Exercise description
Go through the entries below and retype them exactly, omitting each picture.

____ Provided data

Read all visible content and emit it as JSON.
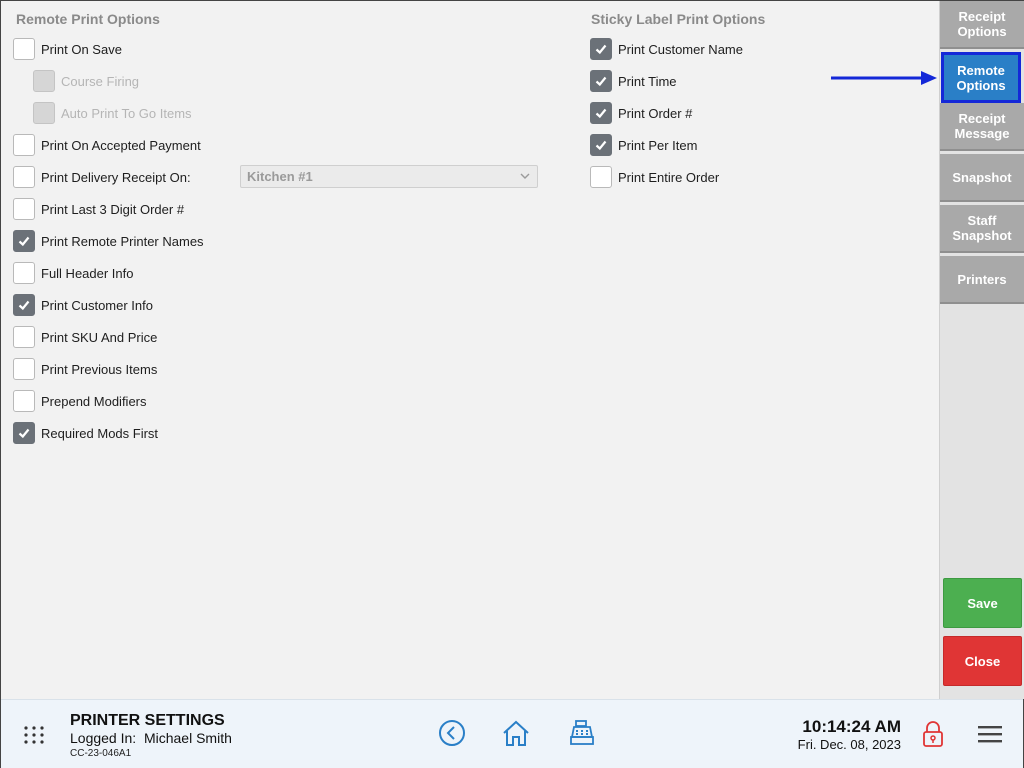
{
  "remote": {
    "title": "Remote Print Options",
    "items": [
      {
        "label": "Print On Save",
        "checked": false,
        "disabled": false
      },
      {
        "label": "Course Firing",
        "checked": false,
        "disabled": true
      },
      {
        "label": "Auto Print To Go Items",
        "checked": false,
        "disabled": true
      },
      {
        "label": "Print On Accepted Payment",
        "checked": false,
        "disabled": false
      },
      {
        "label": "Print Delivery Receipt On:",
        "checked": false,
        "disabled": false
      },
      {
        "label": "Print Last 3 Digit Order #",
        "checked": false,
        "disabled": false
      },
      {
        "label": "Print Remote Printer Names",
        "checked": true,
        "disabled": false
      },
      {
        "label": "Full Header Info",
        "checked": false,
        "disabled": false
      },
      {
        "label": "Print Customer Info",
        "checked": true,
        "disabled": false
      },
      {
        "label": "Print SKU And Price",
        "checked": false,
        "disabled": false
      },
      {
        "label": "Print Previous Items",
        "checked": false,
        "disabled": false
      },
      {
        "label": "Prepend Modifiers",
        "checked": false,
        "disabled": false
      },
      {
        "label": "Required Mods First",
        "checked": true,
        "disabled": false
      }
    ],
    "delivery_printer": "Kitchen #1"
  },
  "sticky": {
    "title": "Sticky Label Print Options",
    "items": [
      {
        "label": "Print Customer Name",
        "checked": true
      },
      {
        "label": "Print Time",
        "checked": true
      },
      {
        "label": "Print Order #",
        "checked": true
      },
      {
        "label": "Print Per Item",
        "checked": true
      },
      {
        "label": "Print Entire Order",
        "checked": false
      }
    ]
  },
  "sidebar": {
    "items": [
      {
        "label": "Receipt Options",
        "active": false
      },
      {
        "label": "Remote Options",
        "active": true
      },
      {
        "label": "Receipt Message",
        "active": false
      },
      {
        "label": "Snapshot",
        "active": false
      },
      {
        "label": "Staff Snapshot",
        "active": false
      },
      {
        "label": "Printers",
        "active": false
      }
    ],
    "save_label": "Save",
    "close_label": "Close"
  },
  "footer": {
    "title": "PRINTER SETTINGS",
    "logged_in_label": "Logged In:",
    "user": "Michael Smith",
    "station_code": "CC-23-046A1",
    "time": "10:14:24 AM",
    "date": "Fri. Dec. 08, 2023"
  },
  "colors": {
    "accent_blue": "#2a7fc7",
    "highlight": "#1428d8",
    "save_green": "#4caf50",
    "close_red": "#e03535",
    "check_gray": "#6b7178"
  }
}
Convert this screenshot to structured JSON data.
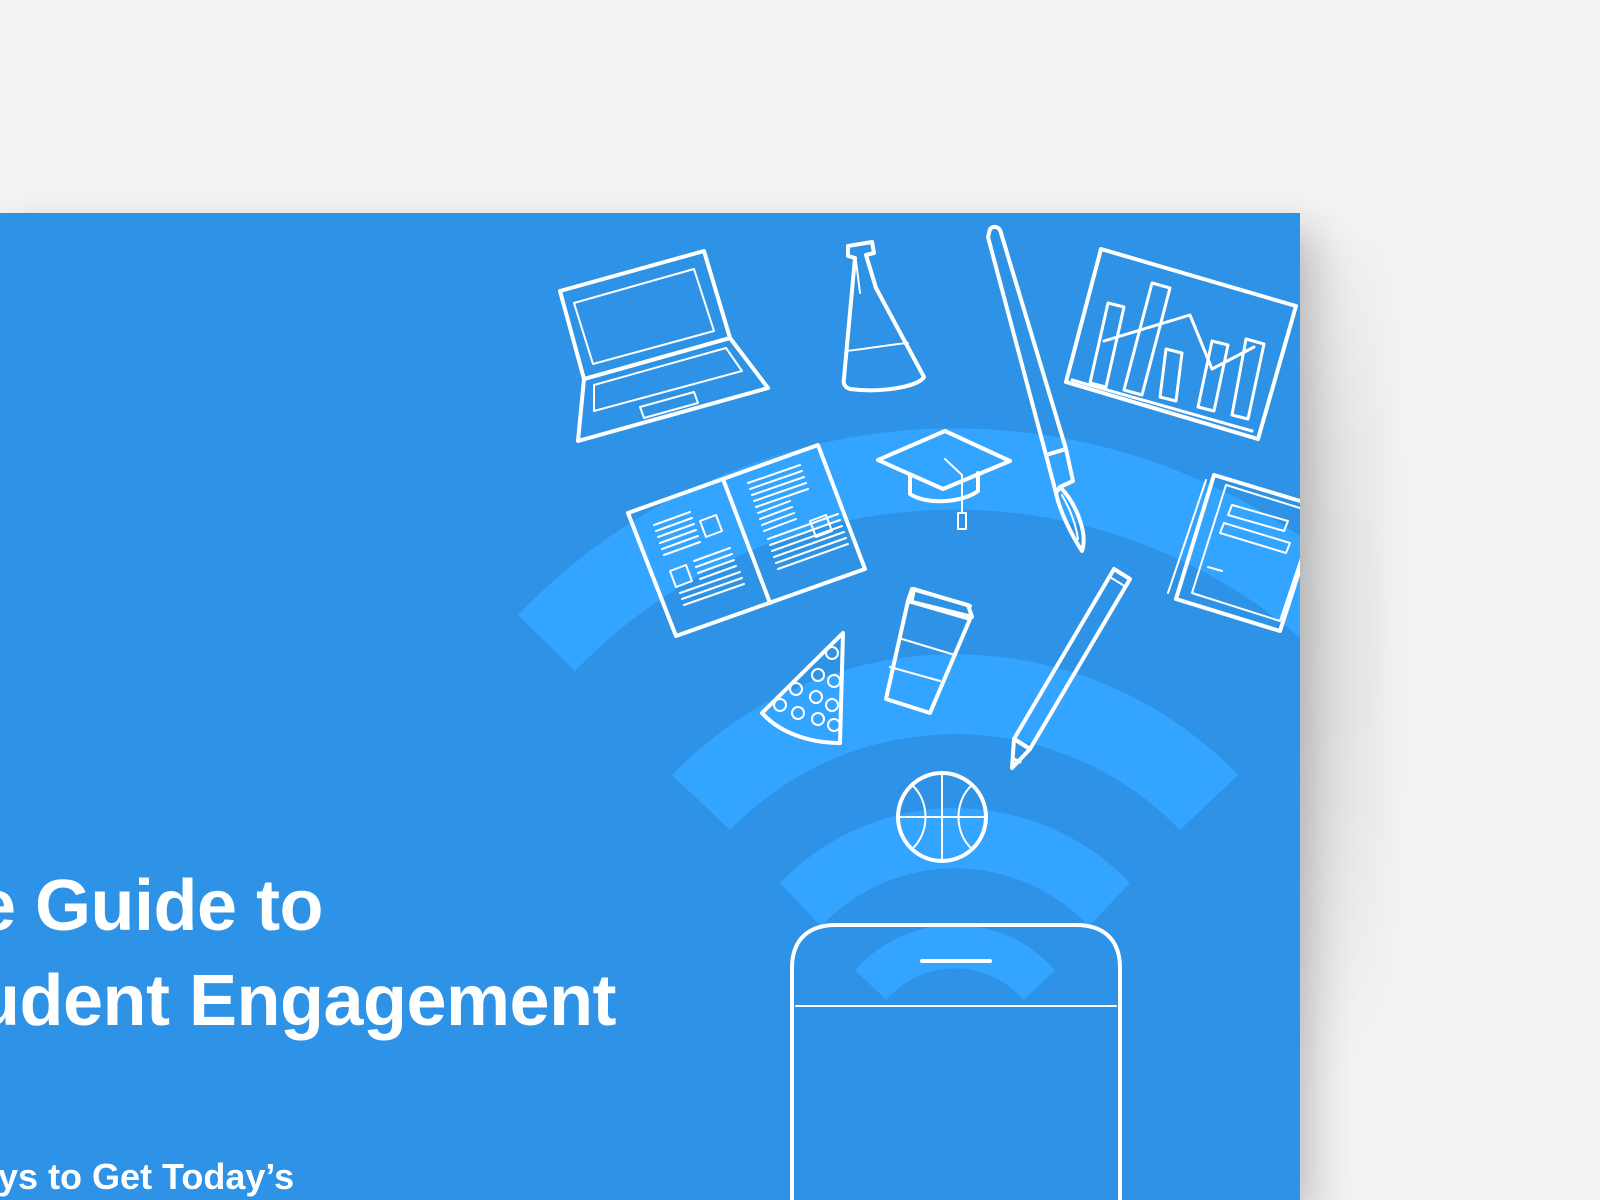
{
  "cover": {
    "title_line_1": "e Guide to",
    "title_line_2": "udent Engagement",
    "subtitle": "ays to Get Today’s",
    "background_color": "#2e93e6",
    "wave_color": "#33a4ff",
    "line_color": "#ffffff"
  },
  "icons": [
    "laptop-icon",
    "flask-icon",
    "paintbrush-icon",
    "bar-chart-icon",
    "open-book-icon",
    "graduation-cap-icon",
    "notebook-icon",
    "coffee-cup-icon",
    "pizza-slice-icon",
    "pencil-icon",
    "basketball-icon",
    "smartphone-icon"
  ]
}
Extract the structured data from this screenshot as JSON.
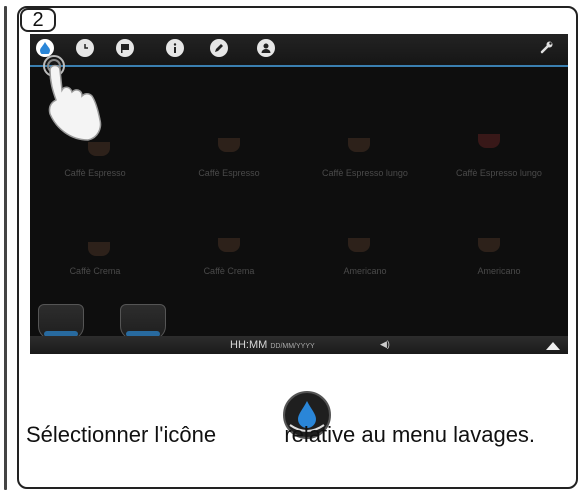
{
  "step": {
    "number": "2"
  },
  "screen": {
    "topbar": {
      "icons": [
        "water-drop-icon",
        "clock-icon",
        "flag-icon",
        "info-icon",
        "pencil-icon",
        "user-icon"
      ],
      "wrench": "wrench-icon",
      "accent_color": "#3a7fb0"
    },
    "beverages": [
      "Caffè Espresso",
      "Caffè Espresso",
      "Caffè Espresso lungo",
      "Caffè Espresso lungo",
      "Caffè Crema",
      "Caffè Crema",
      "Americano",
      "Americano"
    ],
    "bottombar": {
      "time": "HH:MM",
      "date": "DD/MM/YYYY"
    }
  },
  "caption": {
    "before": "Sélectionner l'icône",
    "after": "relative au menu lavages."
  }
}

________

Answer in full
Read all visible content and emit it as JSON.
{
  "remote": {
    "title": "Remote Print Options",
    "items": [
      {
        "label": "Print On Save",
        "checked": false,
        "disabled": false
      },
      {
        "label": "Course Firing",
        "checked": false,
        "disabled": true
      },
      {
        "label": "Auto Print To Go Items",
        "checked": false,
        "disabled": true
      },
      {
        "label": "Print On Accepted Payment",
        "checked": false,
        "disabled": false
      },
      {
        "label": "Print Delivery Receipt On:",
        "checked": false,
        "disabled": false
      },
      {
        "label": "Print Last 3 Digit Order #",
        "checked": false,
        "disabled": false
      },
      {
        "label": "Print Remote Printer Names",
        "checked": true,
        "disabled": false
      },
      {
        "label": "Full Header Info",
        "checked": false,
        "disabled": false
      },
      {
        "label": "Print Customer Info",
        "checked": true,
        "disabled": false
      },
      {
        "label": "Print SKU And Price",
        "checked": false,
        "disabled": false
      },
      {
        "label": "Print Previous Items",
        "checked": false,
        "disabled": false
      },
      {
        "label": "Prepend Modifiers",
        "checked": false,
        "disabled": false
      },
      {
        "label": "Required Mods First",
        "checked": true,
        "disabled": false
      }
    ],
    "delivery_printer": "Kitchen #1"
  },
  "sticky": {
    "title": "Sticky Label Print Options",
    "items": [
      {
        "label": "Print Customer Name",
        "checked": true
      },
      {
        "label": "Print Time",
        "checked": true
      },
      {
        "label": "Print Order #",
        "checked": true
      },
      {
        "label": "Print Per Item",
        "checked": true
      },
      {
        "label": "Print Entire Order",
        "checked": false
      }
    ]
  },
  "sidebar": {
    "items": [
      {
        "label": "Receipt Options",
        "active": false
      },
      {
        "label": "Remote Options",
        "active": true
      },
      {
        "label": "Receipt Message",
        "active": false
      },
      {
        "label": "Snapshot",
        "active": false
      },
      {
        "label": "Staff Snapshot",
        "active": false
      },
      {
        "label": "Printers",
        "active": false
      }
    ],
    "save_label": "Save",
    "close_label": "Close"
  },
  "footer": {
    "title": "PRINTER SETTINGS",
    "logged_in_label": "Logged In:",
    "user": "Michael Smith",
    "station_code": "CC-23-046A1",
    "time": "10:14:24 AM",
    "date": "Fri. Dec. 08, 2023"
  },
  "colors": {
    "accent_blue": "#2a7fc7",
    "highlight": "#1428d8",
    "save_green": "#4caf50",
    "close_red": "#e03535",
    "check_gray": "#6b7178"
  }
}
Convert this screenshot to structured JSON data.
{
  "cover": {
    "title_line_1": "e Guide to",
    "title_line_2": "udent Engagement",
    "subtitle": "ays to Get Today’s",
    "background_color": "#2e93e6",
    "wave_color": "#33a4ff",
    "line_color": "#ffffff"
  },
  "icons": [
    "laptop-icon",
    "flask-icon",
    "paintbrush-icon",
    "bar-chart-icon",
    "open-book-icon",
    "graduation-cap-icon",
    "notebook-icon",
    "coffee-cup-icon",
    "pizza-slice-icon",
    "pencil-icon",
    "basketball-icon",
    "smartphone-icon"
  ]
}
Extract the structured data from this screenshot as JSON.
{
  "step": {
    "number": "2"
  },
  "screen": {
    "topbar": {
      "icons": [
        "water-drop-icon",
        "clock-icon",
        "flag-icon",
        "info-icon",
        "pencil-icon",
        "user-icon"
      ],
      "wrench": "wrench-icon",
      "accent_color": "#3a7fb0"
    },
    "beverages": [
      "Caffè Espresso",
      "Caffè Espresso",
      "Caffè Espresso lungo",
      "Caffè Espresso lungo",
      "Caffè Crema",
      "Caffè Crema",
      "Americano",
      "Americano"
    ],
    "bottombar": {
      "time": "HH:MM",
      "date": "DD/MM/YYYY"
    }
  },
  "caption": {
    "before": "Sélectionner l'icône",
    "after": "relative au menu lavages."
  }
}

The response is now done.